* [Exercise input]:
::::::::::

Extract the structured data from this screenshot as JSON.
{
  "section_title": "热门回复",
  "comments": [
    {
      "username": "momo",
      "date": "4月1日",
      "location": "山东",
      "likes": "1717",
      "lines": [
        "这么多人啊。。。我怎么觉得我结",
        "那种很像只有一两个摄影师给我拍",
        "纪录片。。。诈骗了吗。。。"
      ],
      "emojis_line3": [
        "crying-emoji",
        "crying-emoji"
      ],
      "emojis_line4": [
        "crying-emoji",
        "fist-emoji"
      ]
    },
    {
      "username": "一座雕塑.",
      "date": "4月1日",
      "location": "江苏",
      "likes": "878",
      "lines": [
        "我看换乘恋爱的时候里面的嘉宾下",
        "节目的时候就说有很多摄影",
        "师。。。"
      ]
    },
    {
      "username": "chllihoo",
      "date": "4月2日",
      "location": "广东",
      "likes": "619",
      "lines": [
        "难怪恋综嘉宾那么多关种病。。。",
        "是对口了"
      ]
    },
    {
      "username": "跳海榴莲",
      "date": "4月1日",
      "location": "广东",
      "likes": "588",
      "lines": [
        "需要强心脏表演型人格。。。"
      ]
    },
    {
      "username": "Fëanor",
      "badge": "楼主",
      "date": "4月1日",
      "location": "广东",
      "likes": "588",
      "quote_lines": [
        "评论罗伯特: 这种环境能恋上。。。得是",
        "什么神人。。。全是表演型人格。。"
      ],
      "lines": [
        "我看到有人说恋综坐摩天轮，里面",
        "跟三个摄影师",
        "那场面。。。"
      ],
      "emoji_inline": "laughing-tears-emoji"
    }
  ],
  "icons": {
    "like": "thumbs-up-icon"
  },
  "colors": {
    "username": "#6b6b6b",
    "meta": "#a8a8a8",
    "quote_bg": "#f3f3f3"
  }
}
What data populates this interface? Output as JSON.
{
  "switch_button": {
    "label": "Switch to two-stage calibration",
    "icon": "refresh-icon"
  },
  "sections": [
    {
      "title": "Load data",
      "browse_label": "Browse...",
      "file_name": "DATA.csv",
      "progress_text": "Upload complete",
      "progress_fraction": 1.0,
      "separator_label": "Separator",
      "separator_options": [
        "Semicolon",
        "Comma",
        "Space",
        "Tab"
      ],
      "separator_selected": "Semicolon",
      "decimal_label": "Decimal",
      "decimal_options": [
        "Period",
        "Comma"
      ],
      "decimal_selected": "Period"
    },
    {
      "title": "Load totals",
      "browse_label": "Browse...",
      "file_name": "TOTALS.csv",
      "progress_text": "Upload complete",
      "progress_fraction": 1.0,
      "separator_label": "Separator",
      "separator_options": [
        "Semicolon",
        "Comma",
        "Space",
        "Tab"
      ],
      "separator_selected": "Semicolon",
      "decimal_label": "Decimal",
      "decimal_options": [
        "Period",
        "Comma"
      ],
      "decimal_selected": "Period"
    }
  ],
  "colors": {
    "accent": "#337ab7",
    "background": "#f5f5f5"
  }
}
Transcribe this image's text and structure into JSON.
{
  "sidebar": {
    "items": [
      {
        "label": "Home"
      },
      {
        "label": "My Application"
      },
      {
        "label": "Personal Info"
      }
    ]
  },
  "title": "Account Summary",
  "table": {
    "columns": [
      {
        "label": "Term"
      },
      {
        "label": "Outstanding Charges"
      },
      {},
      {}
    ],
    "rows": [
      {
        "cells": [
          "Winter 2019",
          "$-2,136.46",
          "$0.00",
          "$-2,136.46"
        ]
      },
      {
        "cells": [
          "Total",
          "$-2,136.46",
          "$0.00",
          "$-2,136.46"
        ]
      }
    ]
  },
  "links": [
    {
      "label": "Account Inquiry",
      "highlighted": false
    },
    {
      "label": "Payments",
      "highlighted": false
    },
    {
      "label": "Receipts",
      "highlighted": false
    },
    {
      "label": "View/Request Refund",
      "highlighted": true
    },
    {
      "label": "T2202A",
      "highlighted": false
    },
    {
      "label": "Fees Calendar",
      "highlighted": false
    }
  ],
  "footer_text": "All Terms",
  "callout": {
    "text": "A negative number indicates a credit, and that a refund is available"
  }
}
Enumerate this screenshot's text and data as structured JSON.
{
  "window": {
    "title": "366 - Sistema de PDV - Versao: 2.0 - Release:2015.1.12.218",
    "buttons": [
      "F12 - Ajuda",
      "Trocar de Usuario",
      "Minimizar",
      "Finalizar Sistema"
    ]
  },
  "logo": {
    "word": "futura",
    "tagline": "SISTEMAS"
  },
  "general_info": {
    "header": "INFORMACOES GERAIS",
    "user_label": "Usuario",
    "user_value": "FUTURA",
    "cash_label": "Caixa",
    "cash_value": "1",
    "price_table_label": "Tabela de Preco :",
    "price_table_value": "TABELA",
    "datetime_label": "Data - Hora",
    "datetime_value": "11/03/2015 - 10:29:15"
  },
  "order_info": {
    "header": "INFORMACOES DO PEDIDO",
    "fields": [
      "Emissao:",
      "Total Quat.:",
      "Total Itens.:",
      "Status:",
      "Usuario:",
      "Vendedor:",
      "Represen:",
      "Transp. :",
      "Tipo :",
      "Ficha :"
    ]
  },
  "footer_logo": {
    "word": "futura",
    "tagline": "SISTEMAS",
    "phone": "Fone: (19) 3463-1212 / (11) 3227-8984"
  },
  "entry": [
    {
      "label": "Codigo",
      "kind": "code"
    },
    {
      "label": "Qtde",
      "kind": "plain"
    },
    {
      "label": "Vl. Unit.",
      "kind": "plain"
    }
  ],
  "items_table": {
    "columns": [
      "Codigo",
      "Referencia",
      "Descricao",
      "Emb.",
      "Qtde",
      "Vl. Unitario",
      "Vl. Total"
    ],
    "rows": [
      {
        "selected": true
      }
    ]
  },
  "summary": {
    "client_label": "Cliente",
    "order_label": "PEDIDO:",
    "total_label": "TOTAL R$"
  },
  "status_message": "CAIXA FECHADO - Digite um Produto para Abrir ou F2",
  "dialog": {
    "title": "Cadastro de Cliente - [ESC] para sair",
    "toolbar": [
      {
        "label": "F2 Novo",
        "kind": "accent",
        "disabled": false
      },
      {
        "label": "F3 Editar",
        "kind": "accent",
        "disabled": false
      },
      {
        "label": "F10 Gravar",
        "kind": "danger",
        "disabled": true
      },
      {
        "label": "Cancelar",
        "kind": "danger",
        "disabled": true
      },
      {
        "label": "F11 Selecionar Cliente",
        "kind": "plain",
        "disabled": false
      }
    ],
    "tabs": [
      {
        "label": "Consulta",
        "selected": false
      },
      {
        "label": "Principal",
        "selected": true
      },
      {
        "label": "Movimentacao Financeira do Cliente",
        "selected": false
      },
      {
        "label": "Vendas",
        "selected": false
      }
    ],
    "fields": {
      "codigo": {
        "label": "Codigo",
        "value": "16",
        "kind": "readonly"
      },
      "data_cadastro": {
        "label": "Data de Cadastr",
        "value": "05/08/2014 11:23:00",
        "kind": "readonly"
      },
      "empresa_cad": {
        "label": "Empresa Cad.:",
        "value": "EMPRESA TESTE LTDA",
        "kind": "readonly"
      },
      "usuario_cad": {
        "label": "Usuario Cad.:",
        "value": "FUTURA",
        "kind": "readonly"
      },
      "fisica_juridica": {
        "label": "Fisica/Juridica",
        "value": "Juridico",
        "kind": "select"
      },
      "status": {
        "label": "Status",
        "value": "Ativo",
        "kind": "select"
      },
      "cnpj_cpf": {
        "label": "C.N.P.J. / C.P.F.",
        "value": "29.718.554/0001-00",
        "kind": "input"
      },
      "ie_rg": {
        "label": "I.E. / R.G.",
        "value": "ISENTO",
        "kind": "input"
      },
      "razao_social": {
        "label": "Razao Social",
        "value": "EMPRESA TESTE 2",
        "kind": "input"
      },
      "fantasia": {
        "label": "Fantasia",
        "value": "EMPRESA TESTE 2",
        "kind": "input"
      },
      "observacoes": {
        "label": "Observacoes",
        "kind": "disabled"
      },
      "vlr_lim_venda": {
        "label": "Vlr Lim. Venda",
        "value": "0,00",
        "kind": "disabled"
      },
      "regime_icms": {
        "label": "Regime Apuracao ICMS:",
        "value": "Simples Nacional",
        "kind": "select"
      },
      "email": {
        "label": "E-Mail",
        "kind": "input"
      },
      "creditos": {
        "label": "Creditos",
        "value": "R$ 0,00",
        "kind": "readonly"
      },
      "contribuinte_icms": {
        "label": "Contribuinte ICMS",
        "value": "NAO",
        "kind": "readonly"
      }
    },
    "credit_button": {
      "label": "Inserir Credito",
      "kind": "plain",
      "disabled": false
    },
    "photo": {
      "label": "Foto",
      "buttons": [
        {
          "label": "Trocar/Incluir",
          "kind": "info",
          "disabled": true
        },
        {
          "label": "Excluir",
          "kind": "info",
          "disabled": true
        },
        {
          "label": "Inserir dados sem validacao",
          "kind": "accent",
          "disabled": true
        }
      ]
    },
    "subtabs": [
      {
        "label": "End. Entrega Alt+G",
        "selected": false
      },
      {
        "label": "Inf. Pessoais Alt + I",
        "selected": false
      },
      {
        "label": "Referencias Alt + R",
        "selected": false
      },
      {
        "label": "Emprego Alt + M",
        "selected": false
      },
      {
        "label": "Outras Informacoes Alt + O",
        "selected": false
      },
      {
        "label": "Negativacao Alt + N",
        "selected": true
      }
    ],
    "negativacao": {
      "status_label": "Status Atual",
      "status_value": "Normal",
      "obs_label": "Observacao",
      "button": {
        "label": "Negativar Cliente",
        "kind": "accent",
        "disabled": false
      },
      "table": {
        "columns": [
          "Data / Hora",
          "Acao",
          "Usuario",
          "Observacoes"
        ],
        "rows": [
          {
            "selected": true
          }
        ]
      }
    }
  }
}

::::::::::

* [What you are asked to do]:
Which lines of the material contain the string "tagline"? List each of them.

* [Answer]:
    "tagline": "SISTEMAS"
    "tagline": "SISTEMAS",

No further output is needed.